_Wybrane komentarze_:
____

Crew, tęskniłam !! :)
Życzę zdrowia i niech to schorowane serducho posłuży jeszcze trochę narodowi, bo jak nie Ty to kto ?

Pozdrawiam
ijo-ijo

Anonimowy pisze...

No wreszcie,
Wszystko przeczytałam i nie mogłam doczekać się dalszego ciągu.
Pozdrawiam,
Nowa fanka :)

Anonimowy pisze...

popieram ogólne - nareszcie :D

strepto

Anonimowy pisze...

huuurreeeeyy, he's back!:)

KH pisze...

Nosz wreszcie! Stęskniłam się :)

Anonimowy pisze...

No w końcu. Pisz dalej.

Monika Wiktoria pisze...

Dołączam się do pozostałych: Nosz wreszcie! :) Czekam na dalsze wpisy. :)

Anonimowy pisze...

no jak bym siebie dziś na dyrzurze widziała. Dobrze że toaleta blisko i tylko 3 wizyty. Zdrowia i nie dajmy się Szamanka

Anonimowy pisze...

____

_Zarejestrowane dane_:

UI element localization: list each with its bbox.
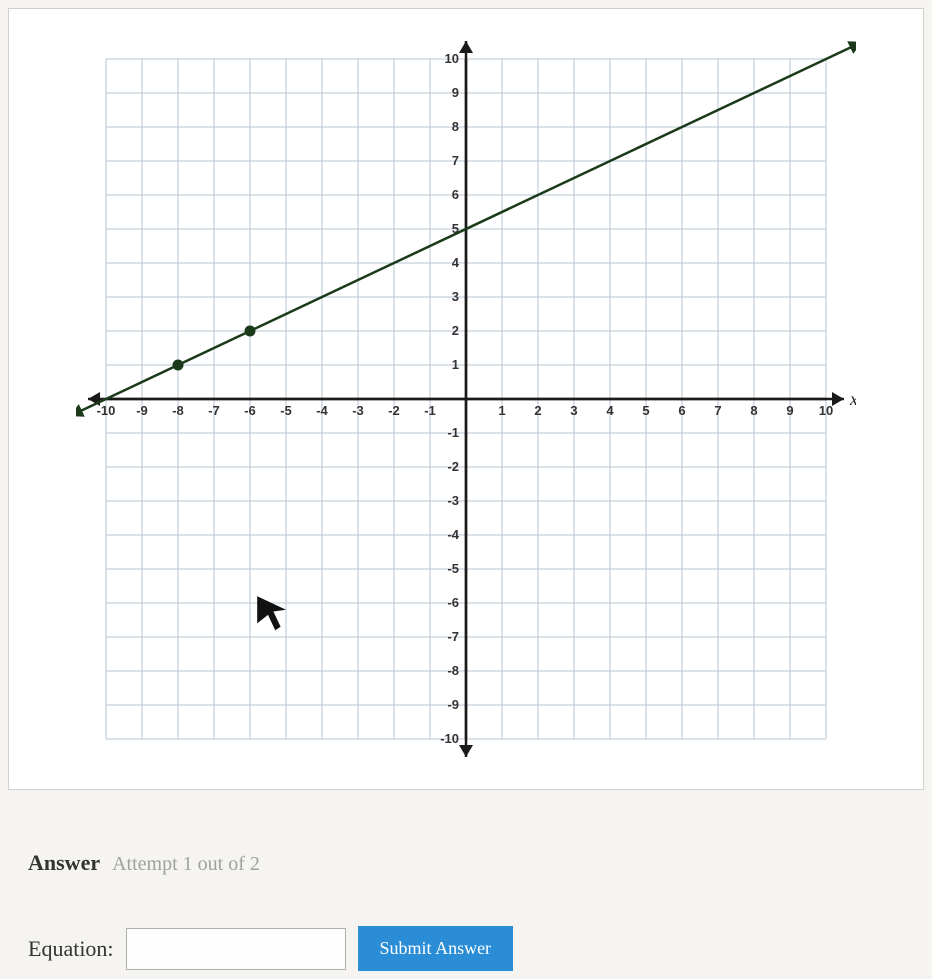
- svg-text:-7: -7: [208, 403, 220, 418]
- svg-text:3: 3: [452, 289, 459, 304]
- svg-text:-2: -2: [388, 403, 400, 418]
- svg-text:-5: -5: [447, 561, 459, 576]
- svg-text:5: 5: [642, 403, 649, 418]
- equation-label: Equation:: [28, 936, 114, 962]
- svg-text:-6: -6: [447, 595, 459, 610]
- svg-text:-10: -10: [440, 731, 459, 746]
- svg-text:8: 8: [452, 119, 459, 134]
- svg-text:1: 1: [498, 403, 505, 418]
- svg-text:x: x: [849, 389, 856, 409]
- svg-text:-2: -2: [447, 459, 459, 474]
- answer-section: Answer Attempt 1 out of 2: [28, 850, 904, 876]
- svg-text:2: 2: [534, 403, 541, 418]
- coordinate-graph: -10 -9 -8 -7 -6 -5 -4 -3 -2 -1 1 2 3 4 5 6 7 8 9 10 -10 -9 -8 -…: [76, 29, 856, 769]
- svg-text:10: 10: [445, 51, 459, 66]
- svg-text:-3: -3: [447, 493, 459, 508]
- equation-row: Equation: Submit Answer: [28, 926, 904, 971]
- attempt-text: Attempt 1 out of 2: [112, 853, 260, 875]
- svg-text:10: 10: [819, 403, 833, 418]
- svg-text:1: 1: [452, 357, 459, 372]
- svg-text:8: 8: [750, 403, 757, 418]
- svg-text:-4: -4: [447, 527, 459, 542]
- svg-text:-6: -6: [244, 403, 256, 418]
- svg-text:7: 7: [452, 153, 459, 168]
- svg-text:-3: -3: [352, 403, 364, 418]
- svg-text:3: 3: [570, 403, 577, 418]
- svg-text:7: 7: [714, 403, 721, 418]
- submit-button[interactable]: Submit Answer: [358, 926, 514, 971]
- svg-text:9: 9: [786, 403, 793, 418]
- svg-text:9: 9: [452, 85, 459, 100]
- svg-text:6: 6: [452, 187, 459, 202]
- svg-text:-8: -8: [172, 403, 184, 418]
- svg-text:-4: -4: [316, 403, 328, 418]
- svg-text:-9: -9: [447, 697, 459, 712]
- equation-input[interactable]: [126, 928, 346, 970]
- svg-text:4: 4: [452, 255, 460, 270]
- svg-text:-1: -1: [424, 403, 436, 418]
- svg-text:-7: -7: [447, 629, 459, 644]
- svg-text:-5: -5: [280, 403, 292, 418]
- svg-text:-10: -10: [97, 403, 116, 418]
- svg-text:4: 4: [606, 403, 614, 418]
- svg-text:-1: -1: [447, 425, 459, 440]
- svg-text:-9: -9: [136, 403, 148, 418]
- svg-text:-8: -8: [447, 663, 459, 678]
- svg-text:6: 6: [678, 403, 685, 418]
- answer-heading: Answer: [28, 850, 100, 875]
- graph-container: -10 -9 -8 -7 -6 -5 -4 -3 -2 -1 1 2 3 4 5 6 7 8 9 10 -10 -9 -8 -…: [8, 8, 924, 790]
- svg-text:2: 2: [452, 323, 459, 338]
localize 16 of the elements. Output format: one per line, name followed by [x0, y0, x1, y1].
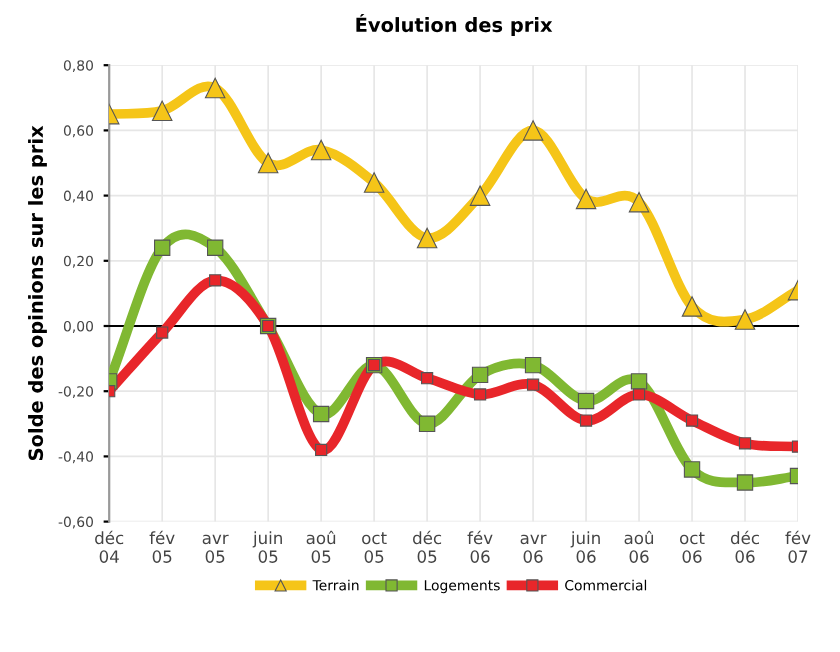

____

_Treść zadania_:
Powtórz słowo w słowo fragment komentarzy: zacznij od słów „KH pisze...”, a skończ po słowach „dalsze wpisy. :)”. Rekordy pochodzą z innego źródła niż komentarze.

_Rozwiązanie zadania_:
KH pisze...

Nosz wreszcie! Stęskniłam się :)

Anonimowy pisze...

No w końcu. Pisz dalej.

Monika Wiktoria pisze...

Dołączam się do pozostałych: Nosz wreszcie! :) Czekam na dalsze wpisy. :)